Goal: Sort through the data and copy the lines holding the word "ability".

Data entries
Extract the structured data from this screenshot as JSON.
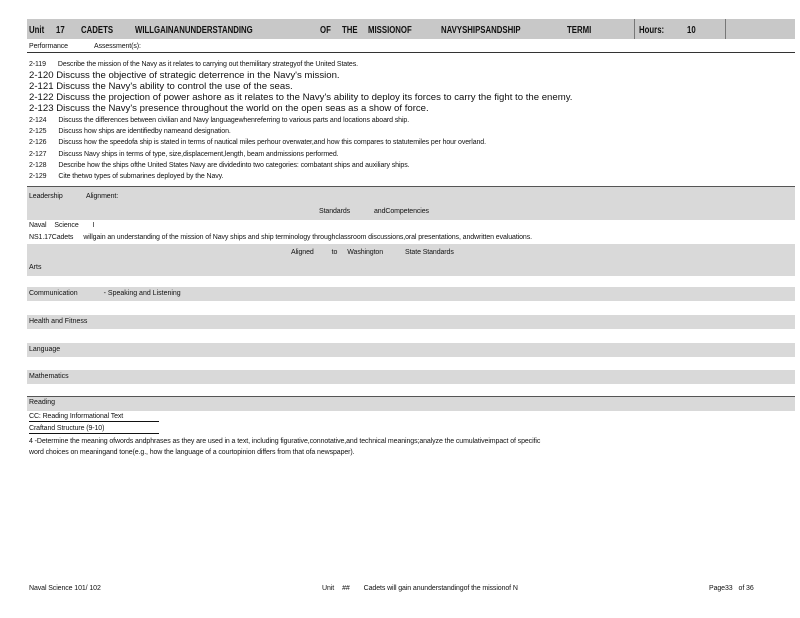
{
  "header": {
    "unit_label": "Unit",
    "unit_number": "17",
    "title_1": "CADETS",
    "title_2": "WILLGAINANUNDERSTANDING",
    "title_3": "OF",
    "title_4": "THE",
    "title_5": "MISSIONOF",
    "title_6": "NAVYSHIPSANDSHIP",
    "title_7": "TERMI",
    "hours_label": "Hours:",
    "hours_value": "10"
  },
  "subheader": {
    "performance": "Performance",
    "assessments": "Assessment(s):"
  },
  "objectives": [
    {
      "num": "2-119",
      "text": "Describe the mission of the Navy as it relates to carrying out themilitary strategyof the United States."
    },
    {
      "num": "2-120",
      "text": "Discuss the objective of strategic deterrence in the Navy's mission."
    },
    {
      "num": "2-121",
      "text": "Discuss the Navy's ability to control the use of the seas."
    },
    {
      "num": "2-122",
      "text": "Discuss the projection of power ashore as it relates to the Navy's ability to deploy its forces to carry the fight to the enemy."
    },
    {
      "num": "2-123",
      "text": "Discuss the Navy's presence throughout the world on the open seas as a show of force."
    },
    {
      "num": "2-124",
      "text": "Discuss the differences between civilian and Navy languagewhenreferring to various parts and locations aboard ship."
    },
    {
      "num": "2-125",
      "text": "Discuss how ships are identifiedby nameand designation."
    },
    {
      "num": "2-126",
      "text": "Discuss how the speedofa ship is stated in terms of nautical miles perhour overwater,and how this compares to statutemiles per hour overland."
    },
    {
      "num": "2-127",
      "text": "Discuss Navy ships in terms of type, size,displacement,length, beam andmissions performed."
    },
    {
      "num": "2-128",
      "text": "Describe how the ships ofthe United States Navy are dividedinto two categories: combatant ships and auxiliary ships."
    },
    {
      "num": "2-129",
      "text": "Cite thetwo types of submarines deployed by the Navy."
    }
  ],
  "leadership": {
    "label": "Leadership",
    "alignment": "Alignment:"
  },
  "standards_heading": {
    "w1": "Standards",
    "w2": "andCompetencies"
  },
  "naval_science": {
    "label": "Naval",
    "label2": "Science",
    "mark": "I"
  },
  "ns_standard": {
    "code": "NS1.17Cadets",
    "text": "willgain an understanding of the mission of Navy ships and ship terminology throughclassroom discussions,oral presentations, andwritten evaluations."
  },
  "washington_heading": {
    "w1": "Aligned",
    "w2": "to",
    "w3": "Washington",
    "w4": "State Standards"
  },
  "sections": {
    "arts": "Arts",
    "communication": "Communication",
    "communication_sub": "- Speaking and Listening",
    "health": "Health and Fitness",
    "language": "Language",
    "mathematics": "Mathematics",
    "reading": "Reading"
  },
  "reading": {
    "cc_line": "CC: Reading Informational Text",
    "craft_line": "Craftand Structure (9-10)",
    "standard_line1": "4 -Determine the meaning ofwords andphrases as they are used in a text, including figurative,connotative,and technical meanings;analyze the cumulativeimpact of specific",
    "standard_line2": "word choices on meaningand tone(e.g., how the language of a courtopinion differs from that ofa newspaper)."
  },
  "footer": {
    "left": "Naval Science 101/ 102",
    "center_unit": "Unit",
    "center_num": "##",
    "center_text": "Cadets will gain anunderstandingof the missionof N",
    "page": "Page33",
    "of": "of 36"
  }
}
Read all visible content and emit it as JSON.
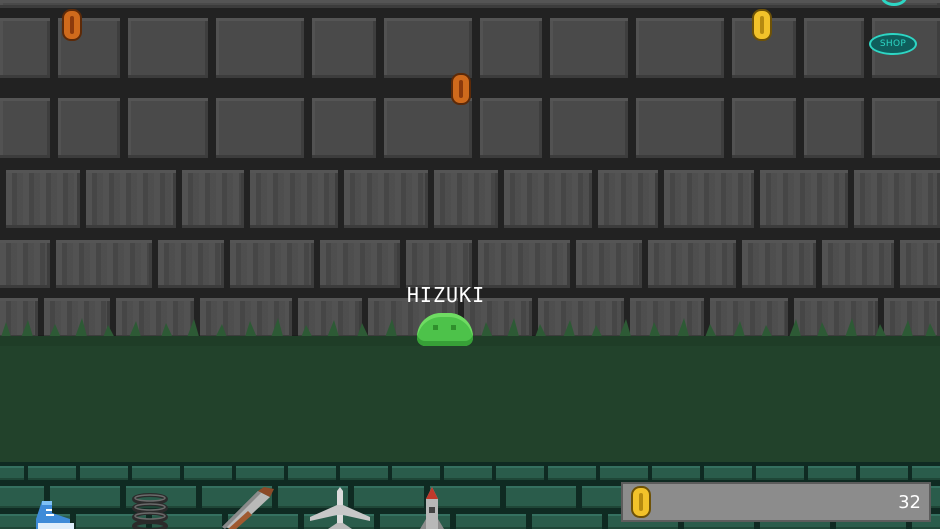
{
  "player": {
    "name": "HIZUKI"
  },
  "shop": {
    "label": "SHOP"
  },
  "hud": {
    "coin_count": "32"
  },
  "coins": [
    {
      "kind": "bronze"
    },
    {
      "kind": "bronze"
    },
    {
      "kind": "gold"
    }
  ],
  "items": [
    {
      "icon": "sneaker-icon"
    },
    {
      "icon": "spring-icon"
    },
    {
      "icon": "saw-icon"
    },
    {
      "icon": "airplane-icon"
    },
    {
      "icon": "rocket-icon"
    }
  ],
  "colors": {
    "ground": "#22422b",
    "slime": "#4dc24a",
    "shop_accent": "#2dd6c4",
    "coin_gold": "#f2c22a",
    "coin_bronze": "#cf6a1c"
  }
}
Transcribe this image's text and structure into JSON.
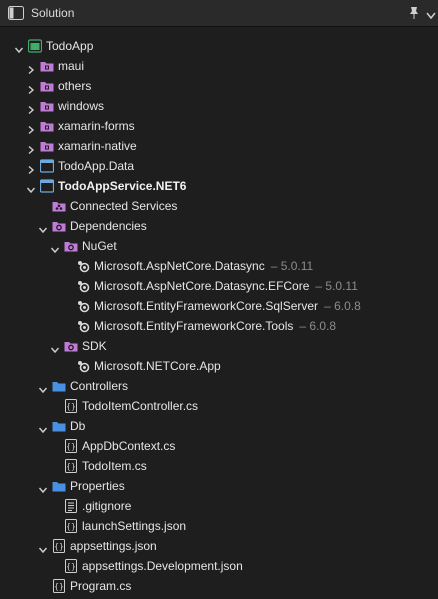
{
  "header": {
    "title": "Solution",
    "icons": [
      "sidebar-toggle-icon",
      "pin-icon",
      "chevron-down-icon"
    ]
  },
  "tree": [
    {
      "label": "TodoApp",
      "icon": "solution-icon",
      "chevron": "down",
      "level": 0
    },
    {
      "label": "maui",
      "icon": "solution-folder-icon",
      "chevron": "right",
      "level": 1
    },
    {
      "label": "others",
      "icon": "solution-folder-icon",
      "chevron": "right",
      "level": 1
    },
    {
      "label": "windows",
      "icon": "solution-folder-icon",
      "chevron": "right",
      "level": 1
    },
    {
      "label": "xamarin-forms",
      "icon": "solution-folder-icon",
      "chevron": "right",
      "level": 1
    },
    {
      "label": "xamarin-native",
      "icon": "solution-folder-icon",
      "chevron": "right",
      "level": 1
    },
    {
      "label": "TodoApp.Data",
      "icon": "project-icon",
      "chevron": "right",
      "level": 1
    },
    {
      "label": "TodoAppService.NET6",
      "icon": "project-icon",
      "chevron": "down",
      "level": 1,
      "bold": true
    },
    {
      "label": "Connected Services",
      "icon": "connected-services-icon",
      "chevron": "",
      "level": 2
    },
    {
      "label": "Dependencies",
      "icon": "dependencies-folder-icon",
      "chevron": "down",
      "level": 2
    },
    {
      "label": "NuGet",
      "icon": "dependencies-folder-icon",
      "chevron": "down",
      "level": 3
    },
    {
      "label": "Microsoft.AspNetCore.Datasync",
      "version": "– 5.0.11",
      "icon": "package-icon",
      "chevron": "",
      "level": 4
    },
    {
      "label": "Microsoft.AspNetCore.Datasync.EFCore",
      "version": "– 5.0.11",
      "icon": "package-icon",
      "chevron": "",
      "level": 4
    },
    {
      "label": "Microsoft.EntityFrameworkCore.SqlServer",
      "version": "– 6.0.8",
      "icon": "package-icon",
      "chevron": "",
      "level": 4
    },
    {
      "label": "Microsoft.EntityFrameworkCore.Tools",
      "version": "– 6.0.8",
      "icon": "package-icon",
      "chevron": "",
      "level": 4
    },
    {
      "label": "SDK",
      "icon": "dependencies-folder-icon",
      "chevron": "down",
      "level": 3
    },
    {
      "label": "Microsoft.NETCore.App",
      "icon": "package-icon",
      "chevron": "",
      "level": 4
    },
    {
      "label": "Controllers",
      "icon": "folder-icon",
      "chevron": "down",
      "level": 2
    },
    {
      "label": "TodoItemController.cs",
      "icon": "code-file-icon",
      "chevron": "",
      "level": 3
    },
    {
      "label": "Db",
      "icon": "folder-icon",
      "chevron": "down",
      "level": 2
    },
    {
      "label": "AppDbContext.cs",
      "icon": "code-file-icon",
      "chevron": "",
      "level": 3
    },
    {
      "label": "TodoItem.cs",
      "icon": "code-file-icon",
      "chevron": "",
      "level": 3
    },
    {
      "label": "Properties",
      "icon": "folder-icon",
      "chevron": "down",
      "level": 2
    },
    {
      "label": ".gitignore",
      "icon": "text-file-icon",
      "chevron": "",
      "level": 3
    },
    {
      "label": "launchSettings.json",
      "icon": "code-file-icon",
      "chevron": "",
      "level": 3
    },
    {
      "label": "appsettings.json",
      "icon": "code-file-icon",
      "chevron": "down",
      "level": 2
    },
    {
      "label": "appsettings.Development.json",
      "icon": "code-file-icon",
      "chevron": "",
      "level": 3
    },
    {
      "label": "Program.cs",
      "icon": "code-file-icon",
      "chevron": "",
      "level": 2
    }
  ],
  "colors": {
    "background": "#1e1e1e",
    "solution_folder": "#c07bd6",
    "folder": "#4a90e2",
    "project": "#6fa8dc",
    "solution": "#3fae6b",
    "text": "#e6e6e6",
    "version": "#8c8c8c"
  }
}
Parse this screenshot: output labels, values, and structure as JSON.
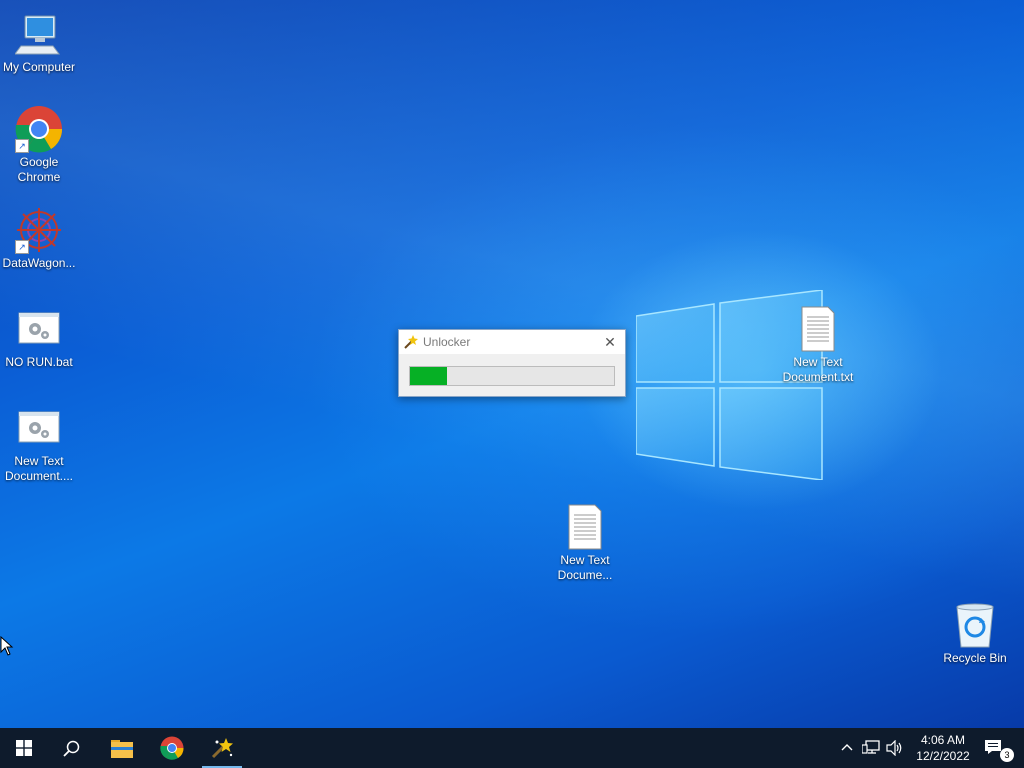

Result for this task:
      "text": "Discuss the Navy's ability to control the use of the seas."
      "text": "Discuss the projection of power ashore as it relates to the Navy's ability to deploy its forces to carry the fight to the enemy."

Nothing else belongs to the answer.